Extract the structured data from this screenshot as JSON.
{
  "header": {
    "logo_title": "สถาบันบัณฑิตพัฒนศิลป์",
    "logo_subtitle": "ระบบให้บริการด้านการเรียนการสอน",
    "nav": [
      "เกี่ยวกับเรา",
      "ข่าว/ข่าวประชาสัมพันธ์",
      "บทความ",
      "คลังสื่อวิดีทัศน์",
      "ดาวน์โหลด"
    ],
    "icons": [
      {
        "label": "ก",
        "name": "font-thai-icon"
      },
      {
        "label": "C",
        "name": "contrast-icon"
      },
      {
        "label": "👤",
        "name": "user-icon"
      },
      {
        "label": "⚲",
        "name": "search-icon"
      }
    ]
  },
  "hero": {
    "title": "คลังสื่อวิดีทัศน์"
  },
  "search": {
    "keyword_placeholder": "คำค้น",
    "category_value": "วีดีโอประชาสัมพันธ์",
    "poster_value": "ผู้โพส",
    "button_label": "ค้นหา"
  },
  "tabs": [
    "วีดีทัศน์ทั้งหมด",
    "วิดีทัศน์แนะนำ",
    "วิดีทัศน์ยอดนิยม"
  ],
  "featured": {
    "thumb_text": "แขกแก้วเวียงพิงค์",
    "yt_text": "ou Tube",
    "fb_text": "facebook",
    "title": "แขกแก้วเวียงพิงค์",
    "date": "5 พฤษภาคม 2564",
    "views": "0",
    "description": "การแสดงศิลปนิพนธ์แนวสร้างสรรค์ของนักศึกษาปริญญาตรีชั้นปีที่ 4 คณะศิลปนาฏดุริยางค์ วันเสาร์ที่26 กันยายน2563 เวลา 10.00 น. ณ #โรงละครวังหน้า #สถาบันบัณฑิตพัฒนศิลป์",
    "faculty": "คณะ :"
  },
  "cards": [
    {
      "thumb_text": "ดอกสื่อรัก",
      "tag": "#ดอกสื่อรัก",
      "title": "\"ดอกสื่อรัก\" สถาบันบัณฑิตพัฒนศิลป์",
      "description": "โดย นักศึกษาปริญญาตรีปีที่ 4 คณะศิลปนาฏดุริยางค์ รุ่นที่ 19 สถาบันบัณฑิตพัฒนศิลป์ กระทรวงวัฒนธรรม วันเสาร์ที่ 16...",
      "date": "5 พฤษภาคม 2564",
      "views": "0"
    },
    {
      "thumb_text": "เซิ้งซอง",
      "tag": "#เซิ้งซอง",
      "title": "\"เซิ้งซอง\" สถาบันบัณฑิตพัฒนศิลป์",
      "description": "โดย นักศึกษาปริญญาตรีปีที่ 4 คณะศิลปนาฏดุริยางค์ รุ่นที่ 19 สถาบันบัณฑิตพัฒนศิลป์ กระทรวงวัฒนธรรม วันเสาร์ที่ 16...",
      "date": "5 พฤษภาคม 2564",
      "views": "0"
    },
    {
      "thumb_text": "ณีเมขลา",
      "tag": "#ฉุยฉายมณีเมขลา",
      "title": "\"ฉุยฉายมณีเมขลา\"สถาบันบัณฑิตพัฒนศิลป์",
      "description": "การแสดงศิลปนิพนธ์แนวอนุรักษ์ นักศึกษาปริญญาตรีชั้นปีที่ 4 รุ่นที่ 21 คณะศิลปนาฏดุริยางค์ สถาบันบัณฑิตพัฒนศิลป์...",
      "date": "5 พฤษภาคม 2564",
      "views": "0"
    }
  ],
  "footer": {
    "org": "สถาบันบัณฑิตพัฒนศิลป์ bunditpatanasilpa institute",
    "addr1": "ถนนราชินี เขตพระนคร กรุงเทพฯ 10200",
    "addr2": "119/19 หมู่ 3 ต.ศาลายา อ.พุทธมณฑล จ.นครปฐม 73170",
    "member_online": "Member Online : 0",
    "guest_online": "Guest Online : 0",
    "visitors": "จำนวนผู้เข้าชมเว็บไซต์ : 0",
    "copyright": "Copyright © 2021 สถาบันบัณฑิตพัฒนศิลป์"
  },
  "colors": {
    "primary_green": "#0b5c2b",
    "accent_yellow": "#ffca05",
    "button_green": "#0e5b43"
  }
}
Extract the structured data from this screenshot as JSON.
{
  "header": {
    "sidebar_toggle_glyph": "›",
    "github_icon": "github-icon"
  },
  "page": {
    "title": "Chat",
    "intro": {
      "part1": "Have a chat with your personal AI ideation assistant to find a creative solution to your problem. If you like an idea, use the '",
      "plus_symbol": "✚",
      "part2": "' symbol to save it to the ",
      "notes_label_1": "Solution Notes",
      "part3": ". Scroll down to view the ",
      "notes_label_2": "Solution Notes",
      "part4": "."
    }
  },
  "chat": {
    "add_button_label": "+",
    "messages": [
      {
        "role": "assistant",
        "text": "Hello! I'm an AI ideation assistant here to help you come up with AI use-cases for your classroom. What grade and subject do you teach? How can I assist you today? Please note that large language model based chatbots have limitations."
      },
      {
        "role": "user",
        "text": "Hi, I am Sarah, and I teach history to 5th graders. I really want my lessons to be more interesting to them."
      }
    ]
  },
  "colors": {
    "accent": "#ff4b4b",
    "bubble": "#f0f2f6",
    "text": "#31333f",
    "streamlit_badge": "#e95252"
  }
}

^^^^^^^^

→ **DIRECTIONS**: Copy out each line exactly.

→ **COMPLETE RESPONSE**:
Extract the structured data from this screenshot as JSON.
{
  "header": {
    "logo_title": "สถาบันบัณฑิตพัฒนศิลป์",
    "logo_subtitle": "ระบบให้บริการด้านการเรียนการสอน",
    "nav": [
      "เกี่ยวกับเรา",
      "ข่าว/ข่าวประชาสัมพันธ์",
      "บทความ",
      "คลังสื่อวิดีทัศน์",
      "ดาวน์โหลด"
    ],
    "icons": [
      {
        "label": "ก",
        "name": "font-thai-icon"
      },
      {
        "label": "C",
        "name": "contrast-icon"
      },
      {
        "label": "👤",
        "name": "user-icon"
      },
      {
        "label": "⚲",
        "name": "search-icon"
      }
    ]
  },
  "hero": {
    "title": "คลังสื่อวิดีทัศน์"
  },
  "search": {
    "keyword_placeholder": "คำค้น",
    "category_value": "วีดีโอประชาสัมพันธ์",
    "poster_value": "ผู้โพส",
    "button_label": "ค้นหา"
  },
  "tabs": [
    "วีดีทัศน์ทั้งหมด",
    "วิดีทัศน์แนะนำ",
    "วิดีทัศน์ยอดนิยม"
  ],
  "featured": {
    "thumb_text": "แขกแก้วเวียงพิงค์",
    "yt_text": "ou Tube",
    "fb_text": "facebook",
    "title": "แขกแก้วเวียงพิงค์",
    "date": "5 พฤษภาคม 2564",
    "views": "0",
    "description": "การแสดงศิลปนิพนธ์แนวสร้างสรรค์ของนักศึกษาปริญญาตรีชั้นปีที่ 4 คณะศิลปนาฏดุริยางค์ วันเสาร์ที่26 กันยายน2563 เวลา 10.00 น. ณ #โรงละครวังหน้า #สถาบันบัณฑิตพัฒนศิลป์",
    "faculty": "คณะ :"
  },
  "cards": [
    {
      "thumb_text": "ดอกสื่อรัก",
      "tag": "#ดอกสื่อรัก",
      "title": "\"ดอกสื่อรัก\" สถาบันบัณฑิตพัฒนศิลป์",
      "description": "โดย นักศึกษาปริญญาตรีปีที่ 4 คณะศิลปนาฏดุริยางค์ รุ่นที่ 19 สถาบันบัณฑิตพัฒนศิลป์ กระทรวงวัฒนธรรม วันเสาร์ที่ 16...",
      "date": "5 พฤษภาคม 2564",
      "views": "0"
    },
    {
      "thumb_text": "เซิ้งซอง",
      "tag": "#เซิ้งซอง",
      "title": "\"เซิ้งซอง\" สถาบันบัณฑิตพัฒนศิลป์",
      "description": "โดย นักศึกษาปริญญาตรีปีที่ 4 คณะศิลปนาฏดุริยางค์ รุ่นที่ 19 สถาบันบัณฑิตพัฒนศิลป์ กระทรวงวัฒนธรรม วันเสาร์ที่ 16...",
      "date": "5 พฤษภาคม 2564",
      "views": "0"
    },
    {
      "thumb_text": "ณีเมขลา",
      "tag": "#ฉุยฉายมณีเมขลา",
      "title": "\"ฉุยฉายมณีเมขลา\"สถาบันบัณฑิตพัฒนศิลป์",
      "description": "การแสดงศิลปนิพนธ์แนวอนุรักษ์ นักศึกษาปริญญาตรีชั้นปีที่ 4 รุ่นที่ 21 คณะศิลปนาฏดุริยางค์ สถาบันบัณฑิตพัฒนศิลป์...",
      "date": "5 พฤษภาคม 2564",
      "views": "0"
    }
  ],
  "footer": {
    "org": "สถาบันบัณฑิตพัฒนศิลป์ bunditpatanasilpa institute",
    "addr1": "ถนนราชินี เขตพระนคร กรุงเทพฯ 10200",
    "addr2": "119/19 หมู่ 3 ต.ศาลายา อ.พุทธมณฑล จ.นครปฐม 73170",
    "member_online": "Member Online : 0",
    "guest_online": "Guest Online : 0",
    "visitors": "จำนวนผู้เข้าชมเว็บไซต์ : 0",
    "copyright": "Copyright © 2021 สถาบันบัณฑิตพัฒนศิลป์"
  },
  "colors": {
    "primary_green": "#0b5c2b",
    "accent_yellow": "#ffca05",
    "button_green": "#0e5b43"
  }
}
Extract the structured data from this screenshot as JSON.
{
  "header": {
    "sidebar_toggle_glyph": "›",
    "github_icon": "github-icon"
  },
  "page": {
    "title": "Chat",
    "intro": {
      "part1": "Have a chat with your personal AI ideation assistant to find a creative solution to your problem. If you like an idea, use the '",
      "plus_symbol": "✚",
      "part2": "' symbol to save it to the ",
      "notes_label_1": "Solution Notes",
      "part3": ". Scroll down to view the ",
      "notes_label_2": "Solution Notes",
      "part4": "."
    }
  },
  "chat": {
    "add_button_label": "+",
    "messages": [
      {
        "role": "assistant",
        "text": "Hello! I'm an AI ideation assistant here to help you come up with AI use-cases for your classroom. What grade and subject do you teach? How can I assist you today? Please note that large language model based chatbots have limitations."
      },
      {
        "role": "user",
        "text": "Hi, I am Sarah, and I teach history to 5th graders. I really want my lessons to be more interesting to them."
      }
    ]
  },
  "colors": {
    "accent": "#ff4b4b",
    "bubble": "#f0f2f6",
    "text": "#31333f",
    "streamlit_badge": "#e95252"
  }
}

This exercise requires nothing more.